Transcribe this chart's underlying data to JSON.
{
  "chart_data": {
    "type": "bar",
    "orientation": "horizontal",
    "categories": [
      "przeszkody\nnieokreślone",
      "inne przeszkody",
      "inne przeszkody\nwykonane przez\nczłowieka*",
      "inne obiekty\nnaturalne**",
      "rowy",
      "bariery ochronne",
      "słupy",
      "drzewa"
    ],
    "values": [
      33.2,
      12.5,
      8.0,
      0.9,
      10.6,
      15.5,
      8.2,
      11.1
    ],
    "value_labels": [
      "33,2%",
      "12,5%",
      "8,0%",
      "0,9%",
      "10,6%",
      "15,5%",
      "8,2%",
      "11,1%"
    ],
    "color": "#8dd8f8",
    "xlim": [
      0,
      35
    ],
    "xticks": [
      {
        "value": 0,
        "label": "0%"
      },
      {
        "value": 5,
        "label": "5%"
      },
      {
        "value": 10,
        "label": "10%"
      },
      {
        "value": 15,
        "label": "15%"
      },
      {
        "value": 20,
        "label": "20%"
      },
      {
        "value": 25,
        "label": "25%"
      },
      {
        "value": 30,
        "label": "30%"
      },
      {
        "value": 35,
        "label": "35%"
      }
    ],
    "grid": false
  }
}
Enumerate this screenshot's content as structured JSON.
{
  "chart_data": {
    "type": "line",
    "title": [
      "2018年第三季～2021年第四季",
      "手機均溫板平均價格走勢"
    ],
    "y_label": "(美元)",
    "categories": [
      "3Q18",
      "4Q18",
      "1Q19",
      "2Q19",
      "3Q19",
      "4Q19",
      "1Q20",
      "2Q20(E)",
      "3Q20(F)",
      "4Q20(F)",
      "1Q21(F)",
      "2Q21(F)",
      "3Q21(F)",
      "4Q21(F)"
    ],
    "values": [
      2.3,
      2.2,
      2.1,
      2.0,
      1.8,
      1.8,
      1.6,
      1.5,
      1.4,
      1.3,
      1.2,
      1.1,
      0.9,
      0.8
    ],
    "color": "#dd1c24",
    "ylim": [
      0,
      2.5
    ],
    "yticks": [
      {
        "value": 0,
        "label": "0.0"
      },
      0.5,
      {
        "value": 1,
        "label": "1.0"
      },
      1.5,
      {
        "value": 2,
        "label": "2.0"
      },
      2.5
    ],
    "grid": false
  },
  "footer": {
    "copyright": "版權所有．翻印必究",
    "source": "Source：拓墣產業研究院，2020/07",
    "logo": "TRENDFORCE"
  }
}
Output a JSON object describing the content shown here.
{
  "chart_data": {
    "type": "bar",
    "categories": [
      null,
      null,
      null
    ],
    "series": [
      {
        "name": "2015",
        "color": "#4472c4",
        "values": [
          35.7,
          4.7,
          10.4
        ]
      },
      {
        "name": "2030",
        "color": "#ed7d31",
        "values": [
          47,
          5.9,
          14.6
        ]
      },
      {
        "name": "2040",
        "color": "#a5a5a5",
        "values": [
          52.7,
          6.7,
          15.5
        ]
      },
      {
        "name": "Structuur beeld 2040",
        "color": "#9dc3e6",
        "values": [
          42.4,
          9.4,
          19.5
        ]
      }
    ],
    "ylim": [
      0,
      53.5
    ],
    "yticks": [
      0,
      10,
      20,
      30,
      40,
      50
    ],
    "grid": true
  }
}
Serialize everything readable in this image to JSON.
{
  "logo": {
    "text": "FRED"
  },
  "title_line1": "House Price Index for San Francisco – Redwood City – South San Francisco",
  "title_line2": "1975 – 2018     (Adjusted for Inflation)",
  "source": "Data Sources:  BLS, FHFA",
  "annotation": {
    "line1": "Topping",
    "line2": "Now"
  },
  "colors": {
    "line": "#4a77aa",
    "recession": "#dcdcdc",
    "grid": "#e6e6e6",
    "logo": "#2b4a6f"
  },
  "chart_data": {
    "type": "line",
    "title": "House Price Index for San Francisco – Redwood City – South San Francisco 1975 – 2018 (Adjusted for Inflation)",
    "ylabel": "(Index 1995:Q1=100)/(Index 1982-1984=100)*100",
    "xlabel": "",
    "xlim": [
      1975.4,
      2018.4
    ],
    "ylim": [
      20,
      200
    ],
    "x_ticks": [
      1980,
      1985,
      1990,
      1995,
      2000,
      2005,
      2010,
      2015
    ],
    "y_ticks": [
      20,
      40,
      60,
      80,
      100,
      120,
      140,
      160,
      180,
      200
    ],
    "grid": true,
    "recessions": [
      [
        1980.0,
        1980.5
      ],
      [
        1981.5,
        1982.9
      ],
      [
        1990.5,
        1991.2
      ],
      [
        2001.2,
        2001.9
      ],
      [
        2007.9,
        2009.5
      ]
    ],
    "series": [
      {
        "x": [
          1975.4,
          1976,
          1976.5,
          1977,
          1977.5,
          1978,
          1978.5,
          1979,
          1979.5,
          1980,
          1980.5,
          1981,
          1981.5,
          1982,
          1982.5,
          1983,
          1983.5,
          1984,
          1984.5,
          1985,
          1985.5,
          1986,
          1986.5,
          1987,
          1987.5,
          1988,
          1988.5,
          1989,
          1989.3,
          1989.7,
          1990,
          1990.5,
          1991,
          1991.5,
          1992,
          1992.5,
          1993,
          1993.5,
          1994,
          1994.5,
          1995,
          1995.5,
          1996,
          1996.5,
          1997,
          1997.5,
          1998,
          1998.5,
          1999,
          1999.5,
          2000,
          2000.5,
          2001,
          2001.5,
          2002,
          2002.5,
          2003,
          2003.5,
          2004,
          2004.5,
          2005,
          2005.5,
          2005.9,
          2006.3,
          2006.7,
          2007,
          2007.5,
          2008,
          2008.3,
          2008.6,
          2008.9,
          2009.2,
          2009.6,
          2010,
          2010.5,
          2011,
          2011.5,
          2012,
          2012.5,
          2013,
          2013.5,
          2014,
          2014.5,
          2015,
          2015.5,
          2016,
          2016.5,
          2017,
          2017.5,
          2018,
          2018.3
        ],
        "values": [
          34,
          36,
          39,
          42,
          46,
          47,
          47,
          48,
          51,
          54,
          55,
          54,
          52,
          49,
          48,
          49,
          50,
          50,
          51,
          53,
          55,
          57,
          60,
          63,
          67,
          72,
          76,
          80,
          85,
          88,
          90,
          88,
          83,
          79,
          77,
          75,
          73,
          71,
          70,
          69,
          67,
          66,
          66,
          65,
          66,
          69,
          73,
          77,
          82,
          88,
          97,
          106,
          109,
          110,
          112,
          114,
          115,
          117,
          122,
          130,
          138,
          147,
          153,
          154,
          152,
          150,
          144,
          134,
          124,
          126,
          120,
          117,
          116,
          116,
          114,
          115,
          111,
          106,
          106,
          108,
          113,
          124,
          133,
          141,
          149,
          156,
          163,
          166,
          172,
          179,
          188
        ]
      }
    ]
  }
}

-- YOUR INSTRUCTIONS --
Transcribe all of the material exactly. Omit nothing.

-- RESULT FOR THIS TASK --
Transcribe this chart's underlying data to JSON.
{
  "chart_data": {
    "type": "bar",
    "orientation": "horizontal",
    "categories": [
      "przeszkody\nnieokreślone",
      "inne przeszkody",
      "inne przeszkody\nwykonane przez\nczłowieka*",
      "inne obiekty\nnaturalne**",
      "rowy",
      "bariery ochronne",
      "słupy",
      "drzewa"
    ],
    "values": [
      33.2,
      12.5,
      8.0,
      0.9,
      10.6,
      15.5,
      8.2,
      11.1
    ],
    "value_labels": [
      "33,2%",
      "12,5%",
      "8,0%",
      "0,9%",
      "10,6%",
      "15,5%",
      "8,2%",
      "11,1%"
    ],
    "color": "#8dd8f8",
    "xlim": [
      0,
      35
    ],
    "xticks": [
      {
        "value": 0,
        "label": "0%"
      },
      {
        "value": 5,
        "label": "5%"
      },
      {
        "value": 10,
        "label": "10%"
      },
      {
        "value": 15,
        "label": "15%"
      },
      {
        "value": 20,
        "label": "20%"
      },
      {
        "value": 25,
        "label": "25%"
      },
      {
        "value": 30,
        "label": "30%"
      },
      {
        "value": 35,
        "label": "35%"
      }
    ],
    "grid": false
  }
}
Enumerate this screenshot's content as structured JSON.
{
  "chart_data": {
    "type": "line",
    "title": [
      "2018年第三季～2021年第四季",
      "手機均溫板平均價格走勢"
    ],
    "y_label": "(美元)",
    "categories": [
      "3Q18",
      "4Q18",
      "1Q19",
      "2Q19",
      "3Q19",
      "4Q19",
      "1Q20",
      "2Q20(E)",
      "3Q20(F)",
      "4Q20(F)",
      "1Q21(F)",
      "2Q21(F)",
      "3Q21(F)",
      "4Q21(F)"
    ],
    "values": [
      2.3,
      2.2,
      2.1,
      2.0,
      1.8,
      1.8,
      1.6,
      1.5,
      1.4,
      1.3,
      1.2,
      1.1,
      0.9,
      0.8
    ],
    "color": "#dd1c24",
    "ylim": [
      0,
      2.5
    ],
    "yticks": [
      {
        "value": 0,
        "label": "0.0"
      },
      0.5,
      {
        "value": 1,
        "label": "1.0"
      },
      1.5,
      {
        "value": 2,
        "label": "2.0"
      },
      2.5
    ],
    "grid": false
  },
  "footer": {
    "copyright": "版權所有．翻印必究",
    "source": "Source：拓墣產業研究院，2020/07",
    "logo": "TRENDFORCE"
  }
}
Output a JSON object describing the content shown here.
{
  "chart_data": {
    "type": "bar",
    "categories": [
      null,
      null,
      null
    ],
    "series": [
      {
        "name": "2015",
        "color": "#4472c4",
        "values": [
          35.7,
          4.7,
          10.4
        ]
      },
      {
        "name": "2030",
        "color": "#ed7d31",
        "values": [
          47,
          5.9,
          14.6
        ]
      },
      {
        "name": "2040",
        "color": "#a5a5a5",
        "values": [
          52.7,
          6.7,
          15.5
        ]
      },
      {
        "name": "Structuur beeld 2040",
        "color": "#9dc3e6",
        "values": [
          42.4,
          9.4,
          19.5
        ]
      }
    ],
    "ylim": [
      0,
      53.5
    ],
    "yticks": [
      0,
      10,
      20,
      30,
      40,
      50
    ],
    "grid": true
  }
}
Serialize everything readable in this image to JSON.
{
  "logo": {
    "text": "FRED"
  },
  "title_line1": "House Price Index for San Francisco – Redwood City – South San Francisco",
  "title_line2": "1975 – 2018     (Adjusted for Inflation)",
  "source": "Data Sources:  BLS, FHFA",
  "annotation": {
    "line1": "Topping",
    "line2": "Now"
  },
  "colors": {
    "line": "#4a77aa",
    "recession": "#dcdcdc",
    "grid": "#e6e6e6",
    "logo": "#2b4a6f"
  },
  "chart_data": {
    "type": "line",
    "title": "House Price Index for San Francisco – Redwood City – South San Francisco 1975 – 2018 (Adjusted for Inflation)",
    "ylabel": "(Index 1995:Q1=100)/(Index 1982-1984=100)*100",
    "xlabel": "",
    "xlim": [
      1975.4,
      2018.4
    ],
    "ylim": [
      20,
      200
    ],
    "x_ticks": [
      1980,
      1985,
      1990,
      1995,
      2000,
      2005,
      2010,
      2015
    ],
    "y_ticks": [
      20,
      40,
      60,
      80,
      100,
      120,
      140,
      160,
      180,
      200
    ],
    "grid": true,
    "recessions": [
      [
        1980.0,
        1980.5
      ],
      [
        1981.5,
        1982.9
      ],
      [
        1990.5,
        1991.2
      ],
      [
        2001.2,
        2001.9
      ],
      [
        2007.9,
        2009.5
      ]
    ],
    "series": [
      {
        "x": [
          1975.4,
          1976,
          1976.5,
          1977,
          1977.5,
          1978,
          1978.5,
          1979,
          1979.5,
          1980,
          1980.5,
          1981,
          1981.5,
          1982,
          1982.5,
          1983,
          1983.5,
          1984,
          1984.5,
          1985,
          1985.5,
          1986,
          1986.5,
          1987,
          1987.5,
          1988,
          1988.5,
          1989,
          1989.3,
          1989.7,
          1990,
          1990.5,
          1991,
          1991.5,
          1992,
          1992.5,
          1993,
          1993.5,
          1994,
          1994.5,
          1995,
          1995.5,
          1996,
          1996.5,
          1997,
          1997.5,
          1998,
          1998.5,
          1999,
          1999.5,
          2000,
          2000.5,
          2001,
          2001.5,
          2002,
          2002.5,
          2003,
          2003.5,
          2004,
          2004.5,
          2005,
          2005.5,
          2005.9,
          2006.3,
          2006.7,
          2007,
          2007.5,
          2008,
          2008.3,
          2008.6,
          2008.9,
          2009.2,
          2009.6,
          2010,
          2010.5,
          2011,
          2011.5,
          2012,
          2012.5,
          2013,
          2013.5,
          2014,
          2014.5,
          2015,
          2015.5,
          2016,
          2016.5,
          2017,
          2017.5,
          2018,
          2018.3
        ],
        "values": [
          34,
          36,
          39,
          42,
          46,
          47,
          47,
          48,
          51,
          54,
          55,
          54,
          52,
          49,
          48,
          49,
          50,
          50,
          51,
          53,
          55,
          57,
          60,
          63,
          67,
          72,
          76,
          80,
          85,
          88,
          90,
          88,
          83,
          79,
          77,
          75,
          73,
          71,
          70,
          69,
          67,
          66,
          66,
          65,
          66,
          69,
          73,
          77,
          82,
          88,
          97,
          106,
          109,
          110,
          112,
          114,
          115,
          117,
          122,
          130,
          138,
          147,
          153,
          154,
          152,
          150,
          144,
          134,
          124,
          126,
          120,
          117,
          116,
          116,
          114,
          115,
          111,
          106,
          106,
          108,
          113,
          124,
          133,
          141,
          149,
          156,
          163,
          166,
          172,
          179,
          188
        ]
      }
    ]
  }
}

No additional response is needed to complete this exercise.